Start of DATA FOR THE TASK

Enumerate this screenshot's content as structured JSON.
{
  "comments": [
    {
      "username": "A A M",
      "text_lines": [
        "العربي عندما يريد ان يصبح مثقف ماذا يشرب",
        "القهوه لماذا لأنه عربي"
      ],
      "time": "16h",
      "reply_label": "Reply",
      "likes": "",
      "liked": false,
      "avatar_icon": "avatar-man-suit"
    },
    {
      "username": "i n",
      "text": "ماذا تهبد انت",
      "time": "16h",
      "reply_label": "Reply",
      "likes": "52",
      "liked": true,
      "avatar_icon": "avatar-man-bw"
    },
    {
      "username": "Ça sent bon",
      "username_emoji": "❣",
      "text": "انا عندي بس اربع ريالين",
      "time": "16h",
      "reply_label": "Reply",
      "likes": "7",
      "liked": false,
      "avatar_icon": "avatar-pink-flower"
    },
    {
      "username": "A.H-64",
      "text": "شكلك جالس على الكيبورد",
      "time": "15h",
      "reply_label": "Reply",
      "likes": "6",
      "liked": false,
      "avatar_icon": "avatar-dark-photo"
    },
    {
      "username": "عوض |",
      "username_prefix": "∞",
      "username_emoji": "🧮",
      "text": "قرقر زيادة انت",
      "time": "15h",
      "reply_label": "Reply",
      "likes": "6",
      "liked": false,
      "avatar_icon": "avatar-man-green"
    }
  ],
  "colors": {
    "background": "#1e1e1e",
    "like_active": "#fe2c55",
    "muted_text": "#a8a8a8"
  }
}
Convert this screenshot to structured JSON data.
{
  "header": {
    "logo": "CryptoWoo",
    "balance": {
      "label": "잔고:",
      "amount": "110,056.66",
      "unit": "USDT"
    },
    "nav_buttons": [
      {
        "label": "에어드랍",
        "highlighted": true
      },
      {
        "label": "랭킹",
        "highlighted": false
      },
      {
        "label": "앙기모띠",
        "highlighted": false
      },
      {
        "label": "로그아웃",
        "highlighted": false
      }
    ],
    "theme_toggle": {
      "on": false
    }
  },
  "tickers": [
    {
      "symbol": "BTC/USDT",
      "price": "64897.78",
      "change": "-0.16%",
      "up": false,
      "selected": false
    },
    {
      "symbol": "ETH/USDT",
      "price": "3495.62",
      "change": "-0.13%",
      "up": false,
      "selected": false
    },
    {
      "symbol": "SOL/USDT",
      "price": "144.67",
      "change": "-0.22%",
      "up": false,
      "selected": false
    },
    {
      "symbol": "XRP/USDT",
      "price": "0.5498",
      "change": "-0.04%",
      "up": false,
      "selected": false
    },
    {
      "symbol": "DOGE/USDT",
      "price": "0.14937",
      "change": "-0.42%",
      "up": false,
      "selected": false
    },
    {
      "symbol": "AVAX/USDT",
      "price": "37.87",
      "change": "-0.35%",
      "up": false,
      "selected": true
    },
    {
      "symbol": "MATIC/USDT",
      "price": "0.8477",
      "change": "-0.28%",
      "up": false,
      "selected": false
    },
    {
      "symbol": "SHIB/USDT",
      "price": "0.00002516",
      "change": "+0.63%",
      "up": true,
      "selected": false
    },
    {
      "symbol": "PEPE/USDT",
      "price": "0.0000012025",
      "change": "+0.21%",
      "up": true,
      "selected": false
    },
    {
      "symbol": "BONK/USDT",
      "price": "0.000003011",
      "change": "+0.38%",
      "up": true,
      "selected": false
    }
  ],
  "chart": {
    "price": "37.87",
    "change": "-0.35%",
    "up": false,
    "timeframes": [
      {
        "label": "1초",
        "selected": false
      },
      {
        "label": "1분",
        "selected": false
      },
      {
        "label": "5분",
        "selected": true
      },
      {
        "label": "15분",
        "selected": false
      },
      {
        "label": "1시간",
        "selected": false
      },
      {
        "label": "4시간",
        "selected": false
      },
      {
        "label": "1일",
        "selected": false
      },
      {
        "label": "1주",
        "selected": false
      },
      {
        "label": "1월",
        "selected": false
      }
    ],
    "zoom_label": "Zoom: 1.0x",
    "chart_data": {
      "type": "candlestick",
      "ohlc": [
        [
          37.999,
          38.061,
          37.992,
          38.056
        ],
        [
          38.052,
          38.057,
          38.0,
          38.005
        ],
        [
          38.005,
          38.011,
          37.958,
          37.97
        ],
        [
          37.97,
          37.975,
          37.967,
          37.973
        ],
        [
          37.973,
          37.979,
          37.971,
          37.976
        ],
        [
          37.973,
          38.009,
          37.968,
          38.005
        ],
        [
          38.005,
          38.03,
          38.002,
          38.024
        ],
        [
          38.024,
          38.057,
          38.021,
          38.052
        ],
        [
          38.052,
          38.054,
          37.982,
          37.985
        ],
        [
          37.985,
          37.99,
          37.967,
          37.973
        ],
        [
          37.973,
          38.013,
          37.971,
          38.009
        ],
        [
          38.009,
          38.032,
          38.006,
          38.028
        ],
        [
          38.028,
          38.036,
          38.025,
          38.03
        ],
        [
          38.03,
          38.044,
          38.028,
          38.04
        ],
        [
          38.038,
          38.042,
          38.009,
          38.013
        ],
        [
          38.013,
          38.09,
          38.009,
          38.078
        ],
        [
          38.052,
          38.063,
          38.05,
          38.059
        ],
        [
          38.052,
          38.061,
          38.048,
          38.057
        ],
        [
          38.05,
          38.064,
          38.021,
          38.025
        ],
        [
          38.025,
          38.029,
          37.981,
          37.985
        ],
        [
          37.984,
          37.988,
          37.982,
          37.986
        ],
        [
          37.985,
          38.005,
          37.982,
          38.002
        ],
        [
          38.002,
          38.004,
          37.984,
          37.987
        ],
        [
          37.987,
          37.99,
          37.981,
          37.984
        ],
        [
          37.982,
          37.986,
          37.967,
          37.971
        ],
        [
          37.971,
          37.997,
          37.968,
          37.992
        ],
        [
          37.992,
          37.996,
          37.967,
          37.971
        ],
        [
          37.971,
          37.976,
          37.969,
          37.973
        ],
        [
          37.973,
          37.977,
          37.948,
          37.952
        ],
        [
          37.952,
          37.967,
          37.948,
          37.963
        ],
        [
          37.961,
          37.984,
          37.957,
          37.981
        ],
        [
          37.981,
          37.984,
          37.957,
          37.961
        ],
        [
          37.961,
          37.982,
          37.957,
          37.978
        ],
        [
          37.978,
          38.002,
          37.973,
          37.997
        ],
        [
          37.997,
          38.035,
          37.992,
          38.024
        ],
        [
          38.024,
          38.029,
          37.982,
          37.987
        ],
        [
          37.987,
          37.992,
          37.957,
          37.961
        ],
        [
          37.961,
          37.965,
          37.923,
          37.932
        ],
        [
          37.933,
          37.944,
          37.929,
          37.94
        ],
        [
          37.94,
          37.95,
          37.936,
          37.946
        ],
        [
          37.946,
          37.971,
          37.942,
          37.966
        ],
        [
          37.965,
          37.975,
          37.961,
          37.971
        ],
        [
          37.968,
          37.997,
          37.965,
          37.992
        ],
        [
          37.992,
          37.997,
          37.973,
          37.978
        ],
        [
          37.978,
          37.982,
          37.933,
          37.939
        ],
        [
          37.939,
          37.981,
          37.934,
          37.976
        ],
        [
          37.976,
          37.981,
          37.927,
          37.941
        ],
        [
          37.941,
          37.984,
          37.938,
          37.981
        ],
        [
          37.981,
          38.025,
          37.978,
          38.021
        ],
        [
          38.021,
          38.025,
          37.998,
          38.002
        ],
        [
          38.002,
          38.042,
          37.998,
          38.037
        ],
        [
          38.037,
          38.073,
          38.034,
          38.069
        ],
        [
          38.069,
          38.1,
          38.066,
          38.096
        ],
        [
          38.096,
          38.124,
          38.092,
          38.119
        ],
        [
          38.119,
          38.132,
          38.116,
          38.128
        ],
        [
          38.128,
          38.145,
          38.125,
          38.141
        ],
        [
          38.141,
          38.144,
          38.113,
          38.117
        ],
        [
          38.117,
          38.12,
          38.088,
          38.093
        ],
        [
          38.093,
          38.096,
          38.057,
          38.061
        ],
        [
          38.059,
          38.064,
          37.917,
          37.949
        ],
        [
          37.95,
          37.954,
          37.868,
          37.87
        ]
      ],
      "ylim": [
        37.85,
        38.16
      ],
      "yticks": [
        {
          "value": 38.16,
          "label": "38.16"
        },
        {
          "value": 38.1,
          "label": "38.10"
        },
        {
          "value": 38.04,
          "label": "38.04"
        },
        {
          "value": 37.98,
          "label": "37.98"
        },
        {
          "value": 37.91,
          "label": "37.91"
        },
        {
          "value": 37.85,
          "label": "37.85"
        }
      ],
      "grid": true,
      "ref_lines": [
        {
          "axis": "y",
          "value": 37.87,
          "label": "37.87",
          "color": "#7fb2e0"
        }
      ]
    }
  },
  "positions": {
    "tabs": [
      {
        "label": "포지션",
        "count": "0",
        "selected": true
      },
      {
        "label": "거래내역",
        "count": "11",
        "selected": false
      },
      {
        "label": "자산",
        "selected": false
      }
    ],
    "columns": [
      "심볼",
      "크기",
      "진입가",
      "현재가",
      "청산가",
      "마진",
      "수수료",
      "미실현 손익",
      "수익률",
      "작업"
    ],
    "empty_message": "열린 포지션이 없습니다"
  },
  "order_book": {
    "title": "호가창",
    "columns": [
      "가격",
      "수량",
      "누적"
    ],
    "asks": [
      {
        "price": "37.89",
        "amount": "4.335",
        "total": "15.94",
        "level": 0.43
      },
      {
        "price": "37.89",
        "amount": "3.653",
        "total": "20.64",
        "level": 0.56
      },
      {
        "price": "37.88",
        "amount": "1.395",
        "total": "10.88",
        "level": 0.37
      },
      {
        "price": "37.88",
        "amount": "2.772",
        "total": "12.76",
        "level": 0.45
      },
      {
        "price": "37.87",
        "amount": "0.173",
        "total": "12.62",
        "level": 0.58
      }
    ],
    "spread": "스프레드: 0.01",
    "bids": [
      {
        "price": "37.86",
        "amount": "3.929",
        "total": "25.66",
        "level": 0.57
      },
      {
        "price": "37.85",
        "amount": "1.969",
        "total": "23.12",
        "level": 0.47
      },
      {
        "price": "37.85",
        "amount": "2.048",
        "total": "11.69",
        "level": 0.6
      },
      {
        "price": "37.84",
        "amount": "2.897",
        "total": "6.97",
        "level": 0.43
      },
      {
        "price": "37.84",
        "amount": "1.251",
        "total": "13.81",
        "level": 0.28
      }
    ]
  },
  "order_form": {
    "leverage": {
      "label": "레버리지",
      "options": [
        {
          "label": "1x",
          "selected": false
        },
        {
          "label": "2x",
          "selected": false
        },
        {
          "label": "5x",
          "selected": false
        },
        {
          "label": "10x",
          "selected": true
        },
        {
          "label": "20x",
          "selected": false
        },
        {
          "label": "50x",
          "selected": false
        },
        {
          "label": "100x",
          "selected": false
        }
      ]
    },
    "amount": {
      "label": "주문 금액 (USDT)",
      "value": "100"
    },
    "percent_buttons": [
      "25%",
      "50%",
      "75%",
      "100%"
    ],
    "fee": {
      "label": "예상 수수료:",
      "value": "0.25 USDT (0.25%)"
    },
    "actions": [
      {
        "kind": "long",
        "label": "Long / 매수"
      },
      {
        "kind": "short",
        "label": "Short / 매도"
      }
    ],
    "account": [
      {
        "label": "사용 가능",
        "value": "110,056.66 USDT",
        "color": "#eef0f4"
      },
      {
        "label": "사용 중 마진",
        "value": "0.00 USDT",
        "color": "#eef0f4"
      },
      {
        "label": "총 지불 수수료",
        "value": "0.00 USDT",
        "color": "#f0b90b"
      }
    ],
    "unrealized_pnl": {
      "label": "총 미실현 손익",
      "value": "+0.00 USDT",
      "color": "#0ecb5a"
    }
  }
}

End of DATA FOR THE TASK

**DIRECTIONS FOR THIS TASK**
Show every line in the records above that contains the word "level".

**RESULT OF THIS EXERCISE**
        "level": 0.43
        "level": 0.56
        "level": 0.37
        "level": 0.45
        "level": 0.58
        "level": 0.57
        "level": 0.47
        "level": 0.6
        "level": 0.43
        "level": 0.28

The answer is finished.